* begin Given records *

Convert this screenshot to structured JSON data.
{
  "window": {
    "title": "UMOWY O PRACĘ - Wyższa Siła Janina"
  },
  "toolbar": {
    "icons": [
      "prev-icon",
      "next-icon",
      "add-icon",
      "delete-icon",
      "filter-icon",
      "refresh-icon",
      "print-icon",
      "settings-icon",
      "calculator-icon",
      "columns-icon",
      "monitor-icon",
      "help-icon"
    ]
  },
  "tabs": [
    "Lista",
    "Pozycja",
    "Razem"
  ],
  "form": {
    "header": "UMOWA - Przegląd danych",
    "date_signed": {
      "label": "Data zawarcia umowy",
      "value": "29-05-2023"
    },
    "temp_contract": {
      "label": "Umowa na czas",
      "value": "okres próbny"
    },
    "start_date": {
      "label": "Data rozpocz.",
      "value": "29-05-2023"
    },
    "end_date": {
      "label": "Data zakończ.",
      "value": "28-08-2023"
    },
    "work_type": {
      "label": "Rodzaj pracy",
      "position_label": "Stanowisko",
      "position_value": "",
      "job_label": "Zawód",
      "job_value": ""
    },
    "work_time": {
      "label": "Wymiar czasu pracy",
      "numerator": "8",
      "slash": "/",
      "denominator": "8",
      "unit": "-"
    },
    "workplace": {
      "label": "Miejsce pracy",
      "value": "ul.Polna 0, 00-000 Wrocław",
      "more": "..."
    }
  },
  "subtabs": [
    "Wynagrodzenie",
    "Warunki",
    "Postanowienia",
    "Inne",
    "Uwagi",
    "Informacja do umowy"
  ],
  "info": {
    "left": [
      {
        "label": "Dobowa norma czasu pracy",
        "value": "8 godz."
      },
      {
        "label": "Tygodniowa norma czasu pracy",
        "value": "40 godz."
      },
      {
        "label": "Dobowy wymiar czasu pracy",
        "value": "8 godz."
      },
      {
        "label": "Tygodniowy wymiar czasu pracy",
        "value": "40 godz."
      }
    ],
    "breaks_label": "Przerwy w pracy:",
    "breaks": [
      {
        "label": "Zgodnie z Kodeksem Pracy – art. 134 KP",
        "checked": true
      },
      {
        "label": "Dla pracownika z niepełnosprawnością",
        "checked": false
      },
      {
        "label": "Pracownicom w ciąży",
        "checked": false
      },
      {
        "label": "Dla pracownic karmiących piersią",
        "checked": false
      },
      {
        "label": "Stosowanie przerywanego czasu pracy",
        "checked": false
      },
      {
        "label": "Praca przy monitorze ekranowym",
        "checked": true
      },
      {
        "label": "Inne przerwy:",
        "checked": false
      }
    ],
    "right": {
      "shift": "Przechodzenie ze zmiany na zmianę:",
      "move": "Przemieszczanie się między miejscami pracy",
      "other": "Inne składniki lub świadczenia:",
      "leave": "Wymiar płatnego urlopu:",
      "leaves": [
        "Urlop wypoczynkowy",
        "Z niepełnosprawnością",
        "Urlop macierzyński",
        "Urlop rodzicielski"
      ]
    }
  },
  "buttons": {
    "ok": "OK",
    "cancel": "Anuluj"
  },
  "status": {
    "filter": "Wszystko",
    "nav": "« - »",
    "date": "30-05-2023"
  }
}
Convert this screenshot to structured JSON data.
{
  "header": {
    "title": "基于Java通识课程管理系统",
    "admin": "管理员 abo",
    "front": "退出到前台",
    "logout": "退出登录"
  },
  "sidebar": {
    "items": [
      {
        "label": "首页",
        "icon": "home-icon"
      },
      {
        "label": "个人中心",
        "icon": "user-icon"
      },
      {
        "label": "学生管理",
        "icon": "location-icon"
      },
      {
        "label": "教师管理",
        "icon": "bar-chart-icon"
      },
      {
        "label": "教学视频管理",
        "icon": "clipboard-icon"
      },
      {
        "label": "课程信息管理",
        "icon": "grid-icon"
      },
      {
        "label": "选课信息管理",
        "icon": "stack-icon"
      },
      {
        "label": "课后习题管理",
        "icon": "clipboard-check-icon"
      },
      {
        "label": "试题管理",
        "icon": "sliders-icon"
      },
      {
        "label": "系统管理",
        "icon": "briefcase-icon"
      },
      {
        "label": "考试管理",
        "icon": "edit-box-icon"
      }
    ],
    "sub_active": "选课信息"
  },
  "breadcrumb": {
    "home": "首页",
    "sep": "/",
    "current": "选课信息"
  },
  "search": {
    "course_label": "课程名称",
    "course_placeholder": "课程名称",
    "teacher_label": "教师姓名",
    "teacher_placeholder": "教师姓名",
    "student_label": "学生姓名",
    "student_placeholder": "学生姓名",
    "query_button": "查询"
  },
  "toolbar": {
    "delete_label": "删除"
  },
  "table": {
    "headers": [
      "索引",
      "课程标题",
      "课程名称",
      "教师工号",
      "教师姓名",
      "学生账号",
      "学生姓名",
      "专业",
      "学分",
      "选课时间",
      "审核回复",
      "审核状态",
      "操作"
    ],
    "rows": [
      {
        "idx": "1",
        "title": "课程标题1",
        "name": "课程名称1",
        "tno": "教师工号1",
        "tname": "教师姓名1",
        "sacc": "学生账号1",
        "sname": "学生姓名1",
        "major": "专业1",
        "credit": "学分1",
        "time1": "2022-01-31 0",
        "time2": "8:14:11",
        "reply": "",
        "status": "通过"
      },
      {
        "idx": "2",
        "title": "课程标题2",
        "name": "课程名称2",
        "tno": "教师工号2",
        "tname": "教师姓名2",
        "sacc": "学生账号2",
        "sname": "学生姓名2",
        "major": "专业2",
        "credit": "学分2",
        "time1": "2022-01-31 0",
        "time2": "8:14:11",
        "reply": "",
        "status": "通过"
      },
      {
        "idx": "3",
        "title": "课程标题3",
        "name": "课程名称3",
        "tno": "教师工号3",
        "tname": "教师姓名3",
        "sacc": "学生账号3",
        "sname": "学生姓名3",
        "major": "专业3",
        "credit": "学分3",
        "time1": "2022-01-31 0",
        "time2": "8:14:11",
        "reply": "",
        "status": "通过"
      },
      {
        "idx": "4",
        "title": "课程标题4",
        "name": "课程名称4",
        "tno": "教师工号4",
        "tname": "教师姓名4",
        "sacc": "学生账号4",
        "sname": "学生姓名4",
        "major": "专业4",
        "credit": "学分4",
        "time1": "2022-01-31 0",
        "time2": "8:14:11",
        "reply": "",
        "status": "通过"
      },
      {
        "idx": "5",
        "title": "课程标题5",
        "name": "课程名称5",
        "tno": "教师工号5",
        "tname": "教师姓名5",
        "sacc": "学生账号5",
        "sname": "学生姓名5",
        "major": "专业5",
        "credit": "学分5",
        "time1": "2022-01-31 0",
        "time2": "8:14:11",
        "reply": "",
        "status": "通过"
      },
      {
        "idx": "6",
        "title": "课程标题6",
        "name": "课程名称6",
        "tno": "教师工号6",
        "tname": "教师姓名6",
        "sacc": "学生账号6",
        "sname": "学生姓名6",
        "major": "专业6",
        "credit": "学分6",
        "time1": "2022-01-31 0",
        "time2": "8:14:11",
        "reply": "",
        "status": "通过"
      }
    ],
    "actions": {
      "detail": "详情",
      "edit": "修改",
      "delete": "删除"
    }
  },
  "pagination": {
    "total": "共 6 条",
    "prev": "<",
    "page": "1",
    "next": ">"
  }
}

* end Given records *

(Objective): Every line that holds the string "major" should be returned.

(The completed task):
        "major": "专业1",
        "major": "专业2",
        "major": "专业3",
        "major": "专业4",
        "major": "专业5",
        "major": "专业6",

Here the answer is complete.